▸ Exercice proposé a
Traduisez en anglais la phrase suivante de la critique de film : « Avec son cousin et employeur Marv, Bob se retrouve au centre d’un braquage qui tourne mal. »

▸ Texte source
---*---
Quand vient la nuit : Par-delà le quotidien

REALISATION : Michaël R. Roskäm
PRODUCTION : Chernin Entertainment, Fox Searchlight Pictures
AVEC : Tom Hardy, Noomi Rapace, James Gandolfini, Matthias Schoenaerts
SCENARIO : Dennis Lahane
PHOTOGRAPHIE : Nicolas Karakatsanis
MONTAGE : Christopher Tellefsen
BANDE ORIGINALE : Marco Beltrami, Ralf Keunen
ORIGINE : Etats-Unis
TITRE ORIGINAL : The Drop
GENRE : Drame, Thriller, Polar
DATE DE SORTIE : 12 novembre 2014
DUREE : 1h47
BANDE-ANNONCE

Synopsis : Bob Saginowski, barman solitaire, suit d’un regard désabusé le système de blanchiment d’argent basé sur des bars-dépôts – appelés « Drop bars » – qui sévit dans les bas-fonds de Brooklyn. Avec son cousin et employeur Marv, Bob se retrouve au centre d’un braquage qui tourne mal. Il est bientôt mêlé à une enquête qui va réveiller des drames enfouis du passé…

Sur le bitume froid et menaçant de Brooklyn marche un homme solitaire, Bob Saginowki (Tom Hardy), bientôt suivi d’un nouveau compagnon de galères qui sera baptisé Rocco, tout jeune pitbull abandonné dans une poubelle. Derrière eux, un réalisateur fraîchement venu de Belgique suit leurs mouvements, leur regard. Michaël R. Roskam, qui nous avait été révélé en France en 2012 avec Bullhead – claque magistrale de par la maîtrise de la mise en scène et l’intensité de son personnage principal déjà incarné par Matthias Schoenaerts –, migre dès son second long-métrage aux Etats-Unis pour adapter pour le compte de Hollywood une nouvelle de Dennis Lahane (romancier dont Clint Eastwood adapta Mystic River, quelques années avant que Ben Affleck se réapproprie Gone Baby Gone et que Martin Scorsese s’empare de l’immense Shutter Island) intitulée Animal Rescue, devenue tout d’abord The Drop au cinéma puis Quand vient la nuit en France. La matière comportait un potentiel immense, quand bien même le voyage de Michaël R. Roskam outre-Atlantique pour se soumettre aux studios hollywoodiens pouvait inquiéter… Verdict.
---*---
▸ Exercice proposé b
Convertissez en liste numérotée les lignes des rangées ci-dessous, depuis le début des rangées jusqu'à la ligne contenant « annotation-temperature: Температура перекачиваемой », incluse, en omettant les lignes vides.
---*---
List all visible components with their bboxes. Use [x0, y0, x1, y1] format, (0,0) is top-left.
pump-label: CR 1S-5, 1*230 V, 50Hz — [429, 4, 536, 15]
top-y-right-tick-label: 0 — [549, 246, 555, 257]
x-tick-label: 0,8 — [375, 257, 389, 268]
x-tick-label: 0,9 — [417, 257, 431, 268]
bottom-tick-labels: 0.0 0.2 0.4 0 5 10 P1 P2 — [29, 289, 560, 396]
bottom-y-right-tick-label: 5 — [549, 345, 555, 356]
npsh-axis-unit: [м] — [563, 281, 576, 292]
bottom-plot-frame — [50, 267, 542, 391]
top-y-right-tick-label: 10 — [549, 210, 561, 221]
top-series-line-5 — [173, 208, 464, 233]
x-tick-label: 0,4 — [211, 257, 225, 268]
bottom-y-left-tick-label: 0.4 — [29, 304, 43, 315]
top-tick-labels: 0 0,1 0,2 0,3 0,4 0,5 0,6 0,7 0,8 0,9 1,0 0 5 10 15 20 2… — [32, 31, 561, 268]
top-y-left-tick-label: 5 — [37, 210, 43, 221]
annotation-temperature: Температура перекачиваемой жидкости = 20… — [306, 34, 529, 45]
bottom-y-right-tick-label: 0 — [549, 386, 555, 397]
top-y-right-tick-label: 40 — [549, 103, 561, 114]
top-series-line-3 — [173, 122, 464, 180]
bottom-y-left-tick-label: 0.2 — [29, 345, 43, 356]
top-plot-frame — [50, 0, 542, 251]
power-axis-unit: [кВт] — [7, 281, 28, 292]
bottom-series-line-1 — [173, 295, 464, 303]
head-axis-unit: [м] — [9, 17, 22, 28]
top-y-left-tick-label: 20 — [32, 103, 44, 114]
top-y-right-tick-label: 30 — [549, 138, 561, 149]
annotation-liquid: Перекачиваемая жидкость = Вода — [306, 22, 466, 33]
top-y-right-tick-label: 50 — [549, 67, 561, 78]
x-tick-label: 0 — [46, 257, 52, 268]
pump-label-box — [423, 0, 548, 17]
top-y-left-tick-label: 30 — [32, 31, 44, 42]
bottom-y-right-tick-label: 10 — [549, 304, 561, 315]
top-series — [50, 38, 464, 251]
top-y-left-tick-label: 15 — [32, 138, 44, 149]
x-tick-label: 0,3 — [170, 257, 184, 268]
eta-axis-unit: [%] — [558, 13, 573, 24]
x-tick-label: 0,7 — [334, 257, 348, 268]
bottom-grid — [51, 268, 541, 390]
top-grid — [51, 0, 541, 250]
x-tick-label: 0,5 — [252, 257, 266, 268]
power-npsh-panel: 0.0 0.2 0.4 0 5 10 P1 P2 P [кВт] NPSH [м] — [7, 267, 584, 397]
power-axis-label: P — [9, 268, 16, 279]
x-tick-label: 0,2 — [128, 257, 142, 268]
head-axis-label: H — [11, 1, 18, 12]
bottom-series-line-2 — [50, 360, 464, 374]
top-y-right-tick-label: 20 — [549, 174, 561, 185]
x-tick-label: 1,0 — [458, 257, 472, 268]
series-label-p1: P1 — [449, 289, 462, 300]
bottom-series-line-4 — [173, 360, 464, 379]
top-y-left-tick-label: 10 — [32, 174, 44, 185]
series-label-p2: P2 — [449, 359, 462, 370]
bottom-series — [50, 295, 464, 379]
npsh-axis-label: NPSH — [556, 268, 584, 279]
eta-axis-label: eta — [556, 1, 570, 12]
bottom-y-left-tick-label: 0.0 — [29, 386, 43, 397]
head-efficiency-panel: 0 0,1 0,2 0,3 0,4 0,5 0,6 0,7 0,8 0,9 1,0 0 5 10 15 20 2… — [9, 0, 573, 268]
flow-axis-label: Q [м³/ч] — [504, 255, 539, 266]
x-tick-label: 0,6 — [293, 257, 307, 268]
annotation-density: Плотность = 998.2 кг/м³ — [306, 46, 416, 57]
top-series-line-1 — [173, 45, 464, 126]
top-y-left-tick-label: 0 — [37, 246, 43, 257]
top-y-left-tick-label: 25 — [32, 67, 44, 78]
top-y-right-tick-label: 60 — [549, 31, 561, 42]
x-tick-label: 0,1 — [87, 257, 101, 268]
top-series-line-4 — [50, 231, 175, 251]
---*---
▸ Corrigé complet a
With his cousin and employer Marv, Bob finds himself at the center of a robbery gone wrong.

▸ Corrigé complet b
1. List all visible components with their bboxes. Use [x0, y0, x1, y1] format, (0,0) is top-left.
2. pump-label: CR 1S-5, 1*230 V, 50Hz — [429, 4, 536, 15]
3. top-y-right-tick-label: 0 — [549, 246, 555, 257]
4. x-tick-label: 0,8 — [375, 257, 389, 268]
5. x-tick-label: 0,9 — [417, 257, 431, 268]
6. bottom-tick-labels: 0.0 0.2 0.4 0 5 10 P1 P2 — [29, 289, 560, 396]
7. bottom-y-right-tick-label: 5 — [549, 345, 555, 356]
8. npsh-axis-unit: [м] — [563, 281, 576, 292]
9. bottom-plot-frame — [50, 267, 542, 391]
10. top-y-right-tick-label: 10 — [549, 210, 561, 221]
11. top-series-line-5 — [173, 208, 464, 233]
12. x-tick-label: 0,4 — [211, 257, 225, 268]
13. bottom-y-left-tick-label: 0.4 — [29, 304, 43, 315]
14. top-tick-labels: 0 0,1 0,2 0,3 0,4 0,5 0,6 0,7 0,8 0,9 1,0 0 5 10 15 20 2… — [32, 31, 561, 268]
15. top-y-left-tick-label: 5 — [37, 210, 43, 221]
16. annotation-temperature: Температура перекачиваемой жидкости = 20… — [306, 34, 529, 45]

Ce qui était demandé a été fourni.